==== Information shown ====
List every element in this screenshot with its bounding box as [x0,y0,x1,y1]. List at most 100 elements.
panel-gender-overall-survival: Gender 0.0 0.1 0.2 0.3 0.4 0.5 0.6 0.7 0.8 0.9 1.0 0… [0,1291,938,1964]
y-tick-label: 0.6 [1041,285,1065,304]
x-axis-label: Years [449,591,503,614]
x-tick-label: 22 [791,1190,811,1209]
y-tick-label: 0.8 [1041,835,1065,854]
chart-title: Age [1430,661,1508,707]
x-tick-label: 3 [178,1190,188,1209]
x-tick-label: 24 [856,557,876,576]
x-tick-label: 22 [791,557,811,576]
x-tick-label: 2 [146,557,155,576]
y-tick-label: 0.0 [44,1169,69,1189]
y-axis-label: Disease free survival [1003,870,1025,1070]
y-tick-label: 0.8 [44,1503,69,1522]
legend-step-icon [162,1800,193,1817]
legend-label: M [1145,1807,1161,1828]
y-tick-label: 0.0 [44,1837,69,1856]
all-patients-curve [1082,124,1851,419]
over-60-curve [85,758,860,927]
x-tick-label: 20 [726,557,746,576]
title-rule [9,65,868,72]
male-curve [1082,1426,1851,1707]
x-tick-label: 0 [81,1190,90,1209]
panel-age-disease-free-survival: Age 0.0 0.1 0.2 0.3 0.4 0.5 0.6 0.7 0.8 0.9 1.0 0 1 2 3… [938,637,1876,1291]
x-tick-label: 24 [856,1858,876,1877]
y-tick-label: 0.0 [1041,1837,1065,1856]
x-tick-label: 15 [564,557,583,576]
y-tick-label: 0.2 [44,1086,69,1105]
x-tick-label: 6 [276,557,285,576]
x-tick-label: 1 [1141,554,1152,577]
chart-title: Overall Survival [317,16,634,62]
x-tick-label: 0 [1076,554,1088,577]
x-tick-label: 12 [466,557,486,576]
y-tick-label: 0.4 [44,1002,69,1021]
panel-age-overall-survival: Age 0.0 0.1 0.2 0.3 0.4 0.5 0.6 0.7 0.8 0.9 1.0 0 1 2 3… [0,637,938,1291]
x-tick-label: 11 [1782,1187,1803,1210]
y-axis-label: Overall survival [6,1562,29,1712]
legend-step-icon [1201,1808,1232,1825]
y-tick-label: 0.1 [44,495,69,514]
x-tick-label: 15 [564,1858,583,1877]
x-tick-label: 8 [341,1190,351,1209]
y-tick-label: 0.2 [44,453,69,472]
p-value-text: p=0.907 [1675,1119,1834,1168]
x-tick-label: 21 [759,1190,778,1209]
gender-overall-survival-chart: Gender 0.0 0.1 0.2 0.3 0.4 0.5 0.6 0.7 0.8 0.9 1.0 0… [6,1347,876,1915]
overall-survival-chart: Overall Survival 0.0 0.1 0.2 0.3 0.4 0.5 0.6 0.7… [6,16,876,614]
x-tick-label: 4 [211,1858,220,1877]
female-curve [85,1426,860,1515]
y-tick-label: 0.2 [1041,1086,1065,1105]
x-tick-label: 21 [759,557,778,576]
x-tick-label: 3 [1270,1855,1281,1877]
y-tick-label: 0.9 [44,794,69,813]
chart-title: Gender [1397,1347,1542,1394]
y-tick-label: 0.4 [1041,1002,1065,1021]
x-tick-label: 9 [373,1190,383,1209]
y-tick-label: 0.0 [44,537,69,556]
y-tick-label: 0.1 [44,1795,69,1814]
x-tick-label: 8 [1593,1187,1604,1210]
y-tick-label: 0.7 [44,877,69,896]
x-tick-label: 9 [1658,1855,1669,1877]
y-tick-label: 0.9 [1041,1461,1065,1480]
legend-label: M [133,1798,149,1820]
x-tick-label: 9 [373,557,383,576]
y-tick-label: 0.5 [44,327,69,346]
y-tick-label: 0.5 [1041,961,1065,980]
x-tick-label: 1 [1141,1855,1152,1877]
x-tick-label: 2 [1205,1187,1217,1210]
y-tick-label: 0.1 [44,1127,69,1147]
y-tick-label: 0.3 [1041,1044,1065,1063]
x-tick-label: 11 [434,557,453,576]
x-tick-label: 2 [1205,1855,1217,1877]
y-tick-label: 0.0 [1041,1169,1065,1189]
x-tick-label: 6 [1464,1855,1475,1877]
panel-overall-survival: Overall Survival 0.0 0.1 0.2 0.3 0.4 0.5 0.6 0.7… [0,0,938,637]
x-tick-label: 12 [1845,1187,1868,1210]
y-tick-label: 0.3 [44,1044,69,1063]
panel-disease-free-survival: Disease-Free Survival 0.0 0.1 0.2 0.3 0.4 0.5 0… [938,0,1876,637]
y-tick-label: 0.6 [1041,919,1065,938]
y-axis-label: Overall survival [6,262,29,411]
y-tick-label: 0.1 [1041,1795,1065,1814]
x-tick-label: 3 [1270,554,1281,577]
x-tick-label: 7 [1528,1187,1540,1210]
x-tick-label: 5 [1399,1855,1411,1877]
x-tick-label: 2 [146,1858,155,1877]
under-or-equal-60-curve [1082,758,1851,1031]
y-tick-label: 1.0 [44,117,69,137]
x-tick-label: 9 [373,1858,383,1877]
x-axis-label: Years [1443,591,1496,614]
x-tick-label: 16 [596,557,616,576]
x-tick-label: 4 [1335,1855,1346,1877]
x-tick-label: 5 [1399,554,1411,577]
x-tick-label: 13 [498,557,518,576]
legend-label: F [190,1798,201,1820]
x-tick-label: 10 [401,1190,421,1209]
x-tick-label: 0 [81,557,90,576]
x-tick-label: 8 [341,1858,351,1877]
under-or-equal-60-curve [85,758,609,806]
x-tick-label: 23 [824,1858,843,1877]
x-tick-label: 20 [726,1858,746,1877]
====
*Your instructions*: When a line in the records holds the string "title", copy that line.

*Task answer*:
chart-title: Age [1430,661,1508,707]
title-rule [9,65,868,72]
chart-title: Overall Survival [317,16,634,62]
chart-title: Gender [1397,1347,1542,1394]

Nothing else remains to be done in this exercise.